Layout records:
================================
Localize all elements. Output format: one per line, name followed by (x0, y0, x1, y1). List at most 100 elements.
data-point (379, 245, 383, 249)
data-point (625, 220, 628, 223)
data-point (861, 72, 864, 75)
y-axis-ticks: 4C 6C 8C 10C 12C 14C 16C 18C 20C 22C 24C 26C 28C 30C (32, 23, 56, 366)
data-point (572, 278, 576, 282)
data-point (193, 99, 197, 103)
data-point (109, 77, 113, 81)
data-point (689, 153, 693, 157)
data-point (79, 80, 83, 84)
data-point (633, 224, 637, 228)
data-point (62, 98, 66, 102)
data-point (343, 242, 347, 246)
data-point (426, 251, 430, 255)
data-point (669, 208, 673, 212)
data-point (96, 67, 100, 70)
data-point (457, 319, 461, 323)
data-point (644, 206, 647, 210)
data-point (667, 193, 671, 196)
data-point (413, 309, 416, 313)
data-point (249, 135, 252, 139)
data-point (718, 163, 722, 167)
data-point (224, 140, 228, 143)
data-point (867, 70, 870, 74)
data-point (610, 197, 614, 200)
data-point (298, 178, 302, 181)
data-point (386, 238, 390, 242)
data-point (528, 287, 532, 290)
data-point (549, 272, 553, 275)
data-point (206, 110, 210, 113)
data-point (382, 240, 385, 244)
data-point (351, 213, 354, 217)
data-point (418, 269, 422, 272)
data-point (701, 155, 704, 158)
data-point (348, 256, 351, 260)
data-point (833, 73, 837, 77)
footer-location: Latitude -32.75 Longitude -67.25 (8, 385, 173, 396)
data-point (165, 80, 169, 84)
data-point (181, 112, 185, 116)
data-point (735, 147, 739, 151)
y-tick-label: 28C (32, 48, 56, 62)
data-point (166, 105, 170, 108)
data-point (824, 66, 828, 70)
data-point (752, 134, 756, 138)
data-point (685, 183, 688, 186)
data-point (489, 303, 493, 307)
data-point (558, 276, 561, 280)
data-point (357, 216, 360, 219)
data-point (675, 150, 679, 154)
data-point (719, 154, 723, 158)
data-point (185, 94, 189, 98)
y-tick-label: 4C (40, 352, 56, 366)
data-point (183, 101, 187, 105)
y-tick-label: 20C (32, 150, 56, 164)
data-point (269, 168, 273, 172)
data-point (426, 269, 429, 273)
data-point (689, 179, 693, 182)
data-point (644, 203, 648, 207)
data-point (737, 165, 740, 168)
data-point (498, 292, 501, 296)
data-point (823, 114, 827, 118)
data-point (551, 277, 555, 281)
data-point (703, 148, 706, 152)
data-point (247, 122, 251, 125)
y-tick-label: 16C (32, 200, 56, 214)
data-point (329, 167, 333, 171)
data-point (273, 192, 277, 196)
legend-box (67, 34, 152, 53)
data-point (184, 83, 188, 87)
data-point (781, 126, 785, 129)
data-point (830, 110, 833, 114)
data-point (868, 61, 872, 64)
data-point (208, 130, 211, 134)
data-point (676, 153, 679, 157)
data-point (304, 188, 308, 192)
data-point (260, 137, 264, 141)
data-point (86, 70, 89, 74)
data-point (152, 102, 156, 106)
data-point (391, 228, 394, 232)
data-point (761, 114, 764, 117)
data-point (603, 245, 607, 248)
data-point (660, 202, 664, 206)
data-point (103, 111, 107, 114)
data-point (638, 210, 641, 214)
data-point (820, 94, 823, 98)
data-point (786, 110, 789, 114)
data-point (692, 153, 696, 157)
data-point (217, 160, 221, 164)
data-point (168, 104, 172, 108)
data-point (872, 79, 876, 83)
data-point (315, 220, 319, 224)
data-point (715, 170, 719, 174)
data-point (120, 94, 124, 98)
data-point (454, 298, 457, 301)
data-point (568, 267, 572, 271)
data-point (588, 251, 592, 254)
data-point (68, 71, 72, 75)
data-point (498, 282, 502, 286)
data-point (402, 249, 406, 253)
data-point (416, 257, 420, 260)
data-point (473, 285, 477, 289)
================================
**Description of the task:**
Copy the lines of the records exactly, starting from the first line and stopping after the line that has "data-point (528, 287, 532, 290)".

**Complete answer:**
Localize all elements. Output format: one per line, name followed by (x0, y0, x1, y1). List at most 100 elements.
data-point (379, 245, 383, 249)
data-point (625, 220, 628, 223)
data-point (861, 72, 864, 75)
y-axis-ticks: 4C 6C 8C 10C 12C 14C 16C 18C 20C 22C 24C 26C 28C 30C (32, 23, 56, 366)
data-point (572, 278, 576, 282)
data-point (193, 99, 197, 103)
data-point (109, 77, 113, 81)
data-point (689, 153, 693, 157)
data-point (79, 80, 83, 84)
data-point (633, 224, 637, 228)
data-point (62, 98, 66, 102)
data-point (343, 242, 347, 246)
data-point (426, 251, 430, 255)
data-point (669, 208, 673, 212)
data-point (96, 67, 100, 70)
data-point (457, 319, 461, 323)
data-point (644, 206, 647, 210)
data-point (667, 193, 671, 196)
data-point (413, 309, 416, 313)
data-point (249, 135, 252, 139)
data-point (718, 163, 722, 167)
data-point (224, 140, 228, 143)
data-point (867, 70, 870, 74)
data-point (610, 197, 614, 200)
data-point (298, 178, 302, 181)
data-point (386, 238, 390, 242)
data-point (528, 287, 532, 290)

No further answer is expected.